═════ Given data ═════

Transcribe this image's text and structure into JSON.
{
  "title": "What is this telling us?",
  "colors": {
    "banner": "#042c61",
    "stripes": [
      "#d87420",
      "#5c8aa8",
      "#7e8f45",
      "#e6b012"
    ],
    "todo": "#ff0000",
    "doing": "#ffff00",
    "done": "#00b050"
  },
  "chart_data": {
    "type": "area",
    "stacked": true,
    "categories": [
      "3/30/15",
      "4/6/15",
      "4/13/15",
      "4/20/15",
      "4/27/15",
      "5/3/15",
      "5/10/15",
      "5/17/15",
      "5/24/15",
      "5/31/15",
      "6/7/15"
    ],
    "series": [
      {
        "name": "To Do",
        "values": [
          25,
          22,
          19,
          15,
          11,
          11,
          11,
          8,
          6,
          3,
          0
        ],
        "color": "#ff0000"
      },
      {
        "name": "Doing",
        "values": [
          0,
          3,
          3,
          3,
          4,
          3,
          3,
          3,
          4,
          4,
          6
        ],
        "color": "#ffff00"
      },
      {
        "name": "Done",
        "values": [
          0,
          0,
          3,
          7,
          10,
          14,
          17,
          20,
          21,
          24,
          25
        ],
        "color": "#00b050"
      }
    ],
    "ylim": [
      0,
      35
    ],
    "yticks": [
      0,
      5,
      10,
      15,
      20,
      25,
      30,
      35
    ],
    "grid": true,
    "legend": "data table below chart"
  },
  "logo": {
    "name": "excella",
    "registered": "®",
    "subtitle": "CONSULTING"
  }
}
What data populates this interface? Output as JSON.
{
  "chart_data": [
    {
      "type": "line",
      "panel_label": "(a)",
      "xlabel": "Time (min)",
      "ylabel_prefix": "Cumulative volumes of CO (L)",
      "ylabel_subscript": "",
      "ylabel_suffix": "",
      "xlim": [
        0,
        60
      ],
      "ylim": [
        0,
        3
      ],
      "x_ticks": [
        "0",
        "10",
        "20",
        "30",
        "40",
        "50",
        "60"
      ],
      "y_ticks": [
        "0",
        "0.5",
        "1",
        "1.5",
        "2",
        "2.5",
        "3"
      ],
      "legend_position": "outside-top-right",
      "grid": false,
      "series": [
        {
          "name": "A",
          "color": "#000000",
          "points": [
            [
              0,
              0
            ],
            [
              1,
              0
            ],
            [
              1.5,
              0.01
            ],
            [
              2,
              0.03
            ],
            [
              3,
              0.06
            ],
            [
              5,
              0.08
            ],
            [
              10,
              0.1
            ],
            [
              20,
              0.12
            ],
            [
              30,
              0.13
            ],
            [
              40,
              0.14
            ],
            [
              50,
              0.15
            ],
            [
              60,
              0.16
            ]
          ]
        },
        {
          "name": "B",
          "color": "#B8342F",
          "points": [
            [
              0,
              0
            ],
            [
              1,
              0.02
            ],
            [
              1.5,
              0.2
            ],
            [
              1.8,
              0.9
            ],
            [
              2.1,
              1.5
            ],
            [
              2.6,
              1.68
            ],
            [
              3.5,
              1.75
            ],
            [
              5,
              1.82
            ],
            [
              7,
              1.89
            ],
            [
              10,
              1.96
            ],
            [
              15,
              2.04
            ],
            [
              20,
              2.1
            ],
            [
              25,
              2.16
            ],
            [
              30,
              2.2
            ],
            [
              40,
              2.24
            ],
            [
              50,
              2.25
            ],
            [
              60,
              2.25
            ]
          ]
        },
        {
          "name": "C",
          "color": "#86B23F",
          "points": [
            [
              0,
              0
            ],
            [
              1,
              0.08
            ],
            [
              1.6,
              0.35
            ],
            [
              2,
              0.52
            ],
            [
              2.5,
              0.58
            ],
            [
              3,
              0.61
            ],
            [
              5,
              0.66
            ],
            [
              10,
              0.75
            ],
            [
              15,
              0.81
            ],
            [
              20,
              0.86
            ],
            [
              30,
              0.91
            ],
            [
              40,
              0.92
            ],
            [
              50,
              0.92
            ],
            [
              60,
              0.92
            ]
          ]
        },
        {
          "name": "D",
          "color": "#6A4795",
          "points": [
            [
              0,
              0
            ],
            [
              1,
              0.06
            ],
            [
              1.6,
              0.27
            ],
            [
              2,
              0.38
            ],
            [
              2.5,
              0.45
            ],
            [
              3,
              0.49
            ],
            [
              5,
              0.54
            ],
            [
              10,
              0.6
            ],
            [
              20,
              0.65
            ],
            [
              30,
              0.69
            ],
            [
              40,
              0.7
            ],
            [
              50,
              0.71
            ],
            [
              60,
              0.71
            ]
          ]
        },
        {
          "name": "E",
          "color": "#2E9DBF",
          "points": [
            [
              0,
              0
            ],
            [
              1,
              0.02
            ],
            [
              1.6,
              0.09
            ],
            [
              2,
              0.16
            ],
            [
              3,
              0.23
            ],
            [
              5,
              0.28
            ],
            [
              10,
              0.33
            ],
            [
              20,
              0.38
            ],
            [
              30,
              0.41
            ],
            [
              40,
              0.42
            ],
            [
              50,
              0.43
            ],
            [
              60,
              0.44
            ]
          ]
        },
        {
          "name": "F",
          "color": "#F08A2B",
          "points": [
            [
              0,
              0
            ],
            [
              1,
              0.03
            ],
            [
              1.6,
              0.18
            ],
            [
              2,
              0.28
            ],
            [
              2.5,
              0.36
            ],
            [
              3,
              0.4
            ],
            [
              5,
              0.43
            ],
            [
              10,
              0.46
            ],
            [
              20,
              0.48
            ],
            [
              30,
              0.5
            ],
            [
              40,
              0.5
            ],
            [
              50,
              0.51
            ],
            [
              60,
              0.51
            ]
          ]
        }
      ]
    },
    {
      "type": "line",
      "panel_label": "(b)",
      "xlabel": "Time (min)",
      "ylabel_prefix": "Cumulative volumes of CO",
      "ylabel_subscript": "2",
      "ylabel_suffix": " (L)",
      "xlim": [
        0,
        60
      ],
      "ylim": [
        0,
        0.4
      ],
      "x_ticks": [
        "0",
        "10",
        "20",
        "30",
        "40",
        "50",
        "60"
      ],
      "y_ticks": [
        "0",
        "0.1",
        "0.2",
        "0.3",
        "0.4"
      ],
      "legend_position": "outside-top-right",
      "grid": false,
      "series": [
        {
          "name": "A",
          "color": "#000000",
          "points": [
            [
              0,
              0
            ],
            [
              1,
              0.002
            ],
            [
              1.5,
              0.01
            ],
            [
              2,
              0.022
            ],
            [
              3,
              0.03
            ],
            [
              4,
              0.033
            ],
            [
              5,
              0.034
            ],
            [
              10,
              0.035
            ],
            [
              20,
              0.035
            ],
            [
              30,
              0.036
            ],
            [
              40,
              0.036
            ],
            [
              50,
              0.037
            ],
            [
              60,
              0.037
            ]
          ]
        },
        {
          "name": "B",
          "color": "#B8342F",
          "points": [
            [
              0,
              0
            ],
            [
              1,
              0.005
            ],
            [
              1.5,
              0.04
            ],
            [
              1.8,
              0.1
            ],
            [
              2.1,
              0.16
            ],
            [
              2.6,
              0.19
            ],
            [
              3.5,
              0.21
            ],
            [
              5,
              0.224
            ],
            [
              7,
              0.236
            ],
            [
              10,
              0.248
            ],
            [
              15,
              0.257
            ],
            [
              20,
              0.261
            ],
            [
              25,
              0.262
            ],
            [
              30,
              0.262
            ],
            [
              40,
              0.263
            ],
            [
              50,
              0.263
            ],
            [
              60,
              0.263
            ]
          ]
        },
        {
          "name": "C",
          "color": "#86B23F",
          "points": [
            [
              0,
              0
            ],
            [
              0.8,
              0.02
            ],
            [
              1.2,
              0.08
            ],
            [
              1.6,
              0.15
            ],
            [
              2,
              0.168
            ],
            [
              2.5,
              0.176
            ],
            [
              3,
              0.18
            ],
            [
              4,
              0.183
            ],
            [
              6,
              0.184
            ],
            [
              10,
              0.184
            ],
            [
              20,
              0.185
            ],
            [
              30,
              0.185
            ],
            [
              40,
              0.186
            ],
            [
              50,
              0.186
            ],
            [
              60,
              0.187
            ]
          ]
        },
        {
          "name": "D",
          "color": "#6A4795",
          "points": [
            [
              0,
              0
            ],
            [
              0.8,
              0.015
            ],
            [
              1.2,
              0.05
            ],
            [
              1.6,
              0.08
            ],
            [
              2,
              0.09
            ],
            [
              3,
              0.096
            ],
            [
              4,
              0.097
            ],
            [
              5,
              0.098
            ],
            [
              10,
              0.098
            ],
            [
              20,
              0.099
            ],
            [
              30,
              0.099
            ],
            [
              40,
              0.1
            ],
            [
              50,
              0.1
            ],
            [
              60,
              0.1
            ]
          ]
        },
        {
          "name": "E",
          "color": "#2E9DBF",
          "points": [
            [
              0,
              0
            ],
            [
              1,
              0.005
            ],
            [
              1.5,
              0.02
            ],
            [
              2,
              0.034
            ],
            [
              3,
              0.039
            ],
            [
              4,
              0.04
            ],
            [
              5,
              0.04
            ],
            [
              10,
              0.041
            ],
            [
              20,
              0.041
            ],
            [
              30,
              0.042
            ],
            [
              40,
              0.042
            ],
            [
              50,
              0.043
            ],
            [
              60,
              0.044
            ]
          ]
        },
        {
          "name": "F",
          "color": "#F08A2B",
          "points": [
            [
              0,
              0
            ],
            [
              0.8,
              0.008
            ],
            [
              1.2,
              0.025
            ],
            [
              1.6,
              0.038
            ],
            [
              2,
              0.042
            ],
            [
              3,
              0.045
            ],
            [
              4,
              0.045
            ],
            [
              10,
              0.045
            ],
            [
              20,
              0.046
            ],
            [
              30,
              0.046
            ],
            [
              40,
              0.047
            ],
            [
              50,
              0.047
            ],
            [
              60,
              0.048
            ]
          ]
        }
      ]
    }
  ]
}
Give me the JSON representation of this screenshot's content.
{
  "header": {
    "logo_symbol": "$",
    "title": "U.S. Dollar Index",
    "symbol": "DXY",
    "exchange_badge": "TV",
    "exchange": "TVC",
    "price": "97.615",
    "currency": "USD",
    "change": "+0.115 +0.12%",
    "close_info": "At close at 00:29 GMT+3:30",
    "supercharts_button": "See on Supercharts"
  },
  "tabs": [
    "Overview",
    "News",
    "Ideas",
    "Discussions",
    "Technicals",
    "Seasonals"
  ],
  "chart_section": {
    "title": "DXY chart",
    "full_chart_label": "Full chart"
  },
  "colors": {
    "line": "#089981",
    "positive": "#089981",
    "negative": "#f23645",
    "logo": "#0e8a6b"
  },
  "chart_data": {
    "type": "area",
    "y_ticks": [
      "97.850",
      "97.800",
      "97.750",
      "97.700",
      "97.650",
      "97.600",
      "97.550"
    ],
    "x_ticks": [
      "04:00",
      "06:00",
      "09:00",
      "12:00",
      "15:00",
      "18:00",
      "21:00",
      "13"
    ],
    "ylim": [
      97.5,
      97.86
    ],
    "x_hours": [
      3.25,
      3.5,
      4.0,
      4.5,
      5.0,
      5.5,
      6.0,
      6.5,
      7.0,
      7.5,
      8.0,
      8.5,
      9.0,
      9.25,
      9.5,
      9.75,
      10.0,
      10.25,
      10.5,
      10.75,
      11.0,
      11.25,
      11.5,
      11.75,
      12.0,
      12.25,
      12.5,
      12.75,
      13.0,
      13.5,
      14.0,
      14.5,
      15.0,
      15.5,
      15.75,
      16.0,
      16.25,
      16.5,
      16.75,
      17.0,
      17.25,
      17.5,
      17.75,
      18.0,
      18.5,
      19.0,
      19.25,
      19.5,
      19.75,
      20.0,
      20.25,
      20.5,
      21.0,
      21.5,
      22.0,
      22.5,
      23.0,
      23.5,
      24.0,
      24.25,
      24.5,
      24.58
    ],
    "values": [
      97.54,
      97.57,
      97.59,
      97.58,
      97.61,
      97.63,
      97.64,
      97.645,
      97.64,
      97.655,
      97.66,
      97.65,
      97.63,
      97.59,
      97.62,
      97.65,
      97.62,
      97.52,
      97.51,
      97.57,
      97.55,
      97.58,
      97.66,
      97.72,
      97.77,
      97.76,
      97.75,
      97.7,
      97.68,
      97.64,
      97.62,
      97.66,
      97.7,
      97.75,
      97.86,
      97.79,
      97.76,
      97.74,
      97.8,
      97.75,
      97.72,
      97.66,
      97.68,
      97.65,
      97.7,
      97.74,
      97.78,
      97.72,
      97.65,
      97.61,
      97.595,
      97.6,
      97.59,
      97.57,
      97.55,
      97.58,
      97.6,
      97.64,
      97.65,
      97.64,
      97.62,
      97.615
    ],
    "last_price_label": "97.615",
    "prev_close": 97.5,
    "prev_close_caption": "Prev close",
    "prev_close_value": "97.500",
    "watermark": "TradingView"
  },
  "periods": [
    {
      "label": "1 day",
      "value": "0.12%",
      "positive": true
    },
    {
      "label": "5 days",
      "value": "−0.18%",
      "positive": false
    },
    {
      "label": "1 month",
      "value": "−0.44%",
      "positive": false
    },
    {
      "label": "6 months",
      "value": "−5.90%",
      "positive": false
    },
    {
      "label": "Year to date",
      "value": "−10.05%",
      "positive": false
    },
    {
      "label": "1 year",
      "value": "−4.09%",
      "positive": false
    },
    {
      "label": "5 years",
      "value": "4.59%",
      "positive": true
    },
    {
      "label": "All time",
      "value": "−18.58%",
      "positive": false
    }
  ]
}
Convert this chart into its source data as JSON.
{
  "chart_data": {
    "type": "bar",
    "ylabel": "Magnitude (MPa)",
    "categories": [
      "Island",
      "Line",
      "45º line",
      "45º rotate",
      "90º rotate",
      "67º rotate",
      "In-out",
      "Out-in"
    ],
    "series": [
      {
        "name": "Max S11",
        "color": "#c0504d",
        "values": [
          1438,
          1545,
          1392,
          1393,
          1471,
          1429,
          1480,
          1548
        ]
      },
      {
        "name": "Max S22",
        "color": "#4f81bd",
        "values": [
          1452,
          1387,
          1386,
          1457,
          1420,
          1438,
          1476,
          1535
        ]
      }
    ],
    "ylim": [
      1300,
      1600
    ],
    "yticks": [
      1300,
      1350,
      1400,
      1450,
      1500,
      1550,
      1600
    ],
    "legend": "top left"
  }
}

═════

Brief
Track down every line of the material containing the string "this", and copy it.

Exercise output
Transcribe this image's text and structure into JSON.
  "title": "What is this telling us?",
What data populates this interface? Output as JSON.
Give me the JSON representation of this screenshot's content.
Convert this chart into its source data as JSON.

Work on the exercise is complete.